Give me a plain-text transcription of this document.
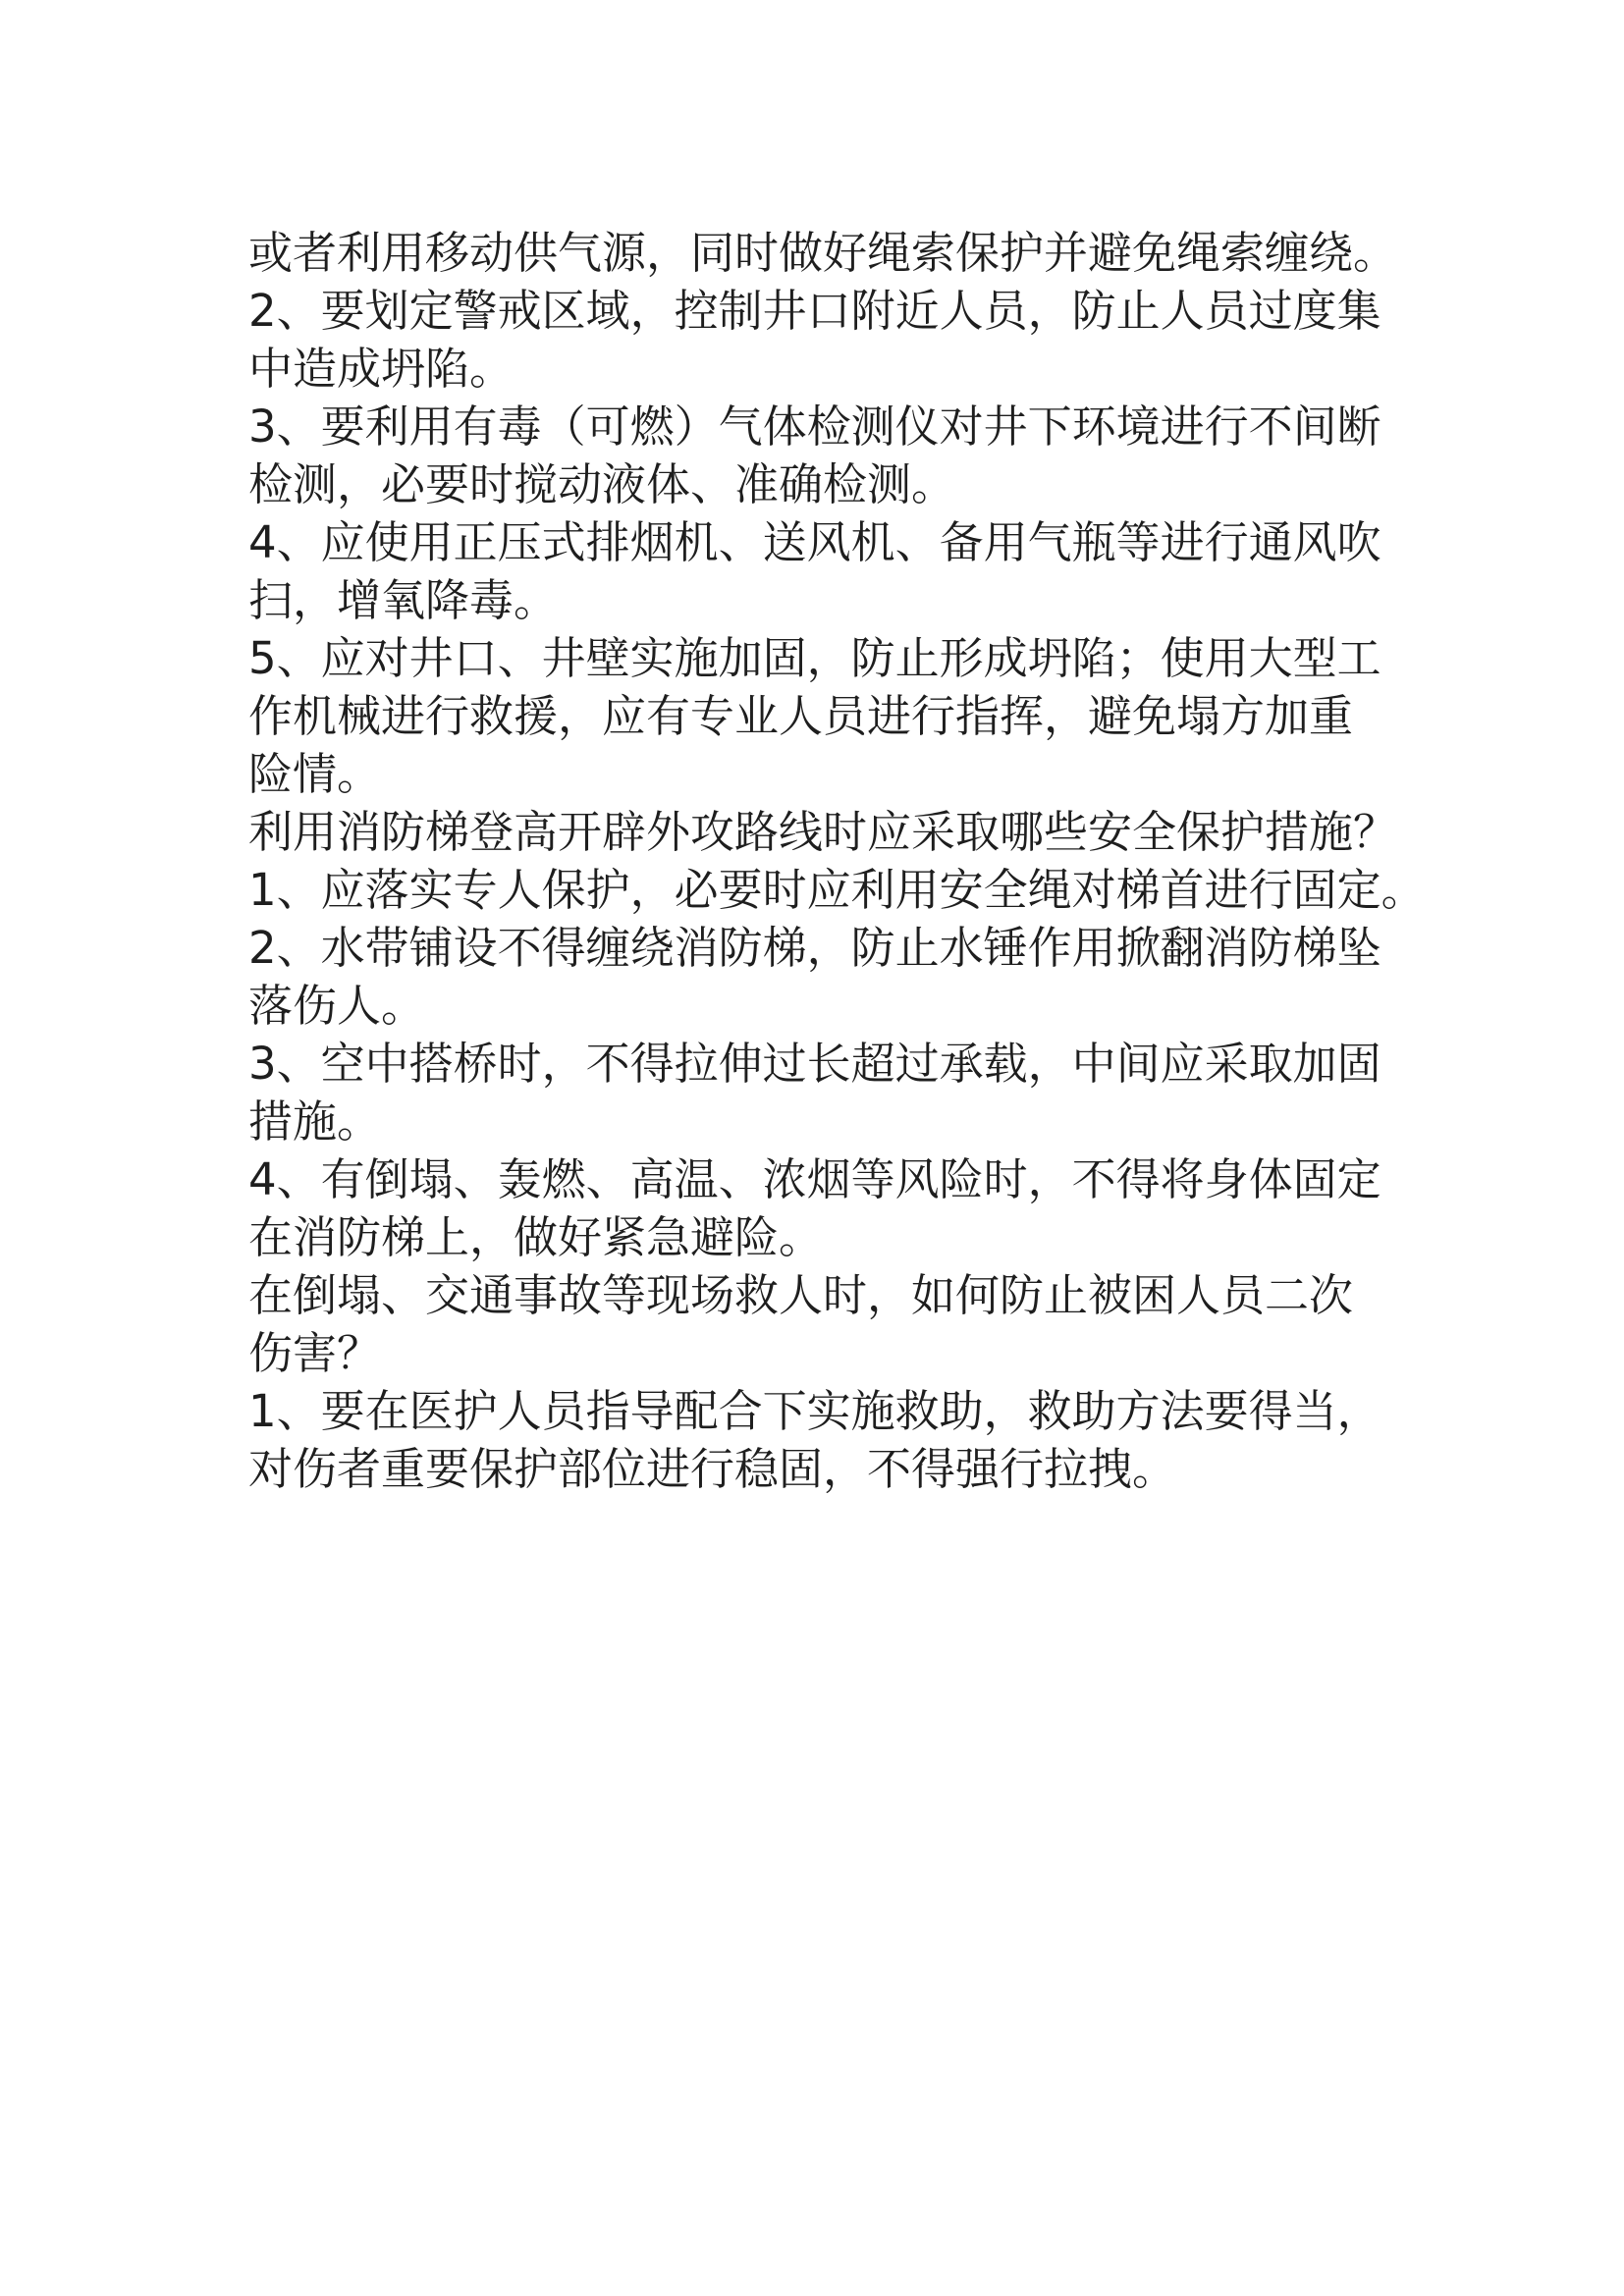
或者利用移动供气源，同时做好绳索保护并避免绳索缠绕。
2、要划定警戒区域，控制井口附近人员，防止人员过度集
中造成坍陷。
3、要利用有毒（可燃）气体检测仪对井下环境进行不间断
检测，必要时搅动液体、准确检测。
4、应使用正压式排烟机、送风机、备用气瓶等进行通风吹
扫，增氧降毒。
5、应对井口、井壁实施加固，防止形成坍陷；使用大型工
作机械进行救援，应有专业人员进行指挥，避免塌方加重
险情。
利用消防梯登高开辟外攻路线时应采取哪些安全保护措施？
1、应落实专人保护，必要时应利用安全绳对梯首进行固定。
2、水带铺设不得缠绕消防梯，防止水锤作用掀翻消防梯坠
落伤人。
3、空中搭桥时，不得拉伸过长超过承载，中间应采取加固
措施。
4、有倒塌、轰燃、高温、浓烟等风险时，不得将身体固定
在消防梯上，做好紧急避险。
在倒塌、交通事故等现场救人时，如何防止被困人员二次
伤害？
1、要在医护人员指导配合下实施救助，救助方法要得当，
对伤者重要保护部位进行稳固，不得强行拉拽。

****

Without the pictures, print the whole listing exactly as given.

Give me a plain-text transcription of this document.
或者利用移动供气源，同时做好绳索保护并避免绳索缠绕。
2、要划定警戒区域，控制井口附近人员，防止人员过度集
中造成坍陷。
3、要利用有毒（可燃）气体检测仪对井下环境进行不间断
检测，必要时搅动液体、准确检测。
4、应使用正压式排烟机、送风机、备用气瓶等进行通风吹
扫，增氧降毒。
5、应对井口、井壁实施加固，防止形成坍陷；使用大型工
作机械进行救援，应有专业人员进行指挥，避免塌方加重
险情。
利用消防梯登高开辟外攻路线时应采取哪些安全保护措施？
1、应落实专人保护，必要时应利用安全绳对梯首进行固定。
2、水带铺设不得缠绕消防梯，防止水锤作用掀翻消防梯坠
落伤人。
3、空中搭桥时，不得拉伸过长超过承载，中间应采取加固
措施。
4、有倒塌、轰燃、高温、浓烟等风险时，不得将身体固定
在消防梯上，做好紧急避险。
在倒塌、交通事故等现场救人时，如何防止被困人员二次
伤害？
1、要在医护人员指导配合下实施救助，救助方法要得当，
对伤者重要保护部位进行稳固，不得强行拉拽。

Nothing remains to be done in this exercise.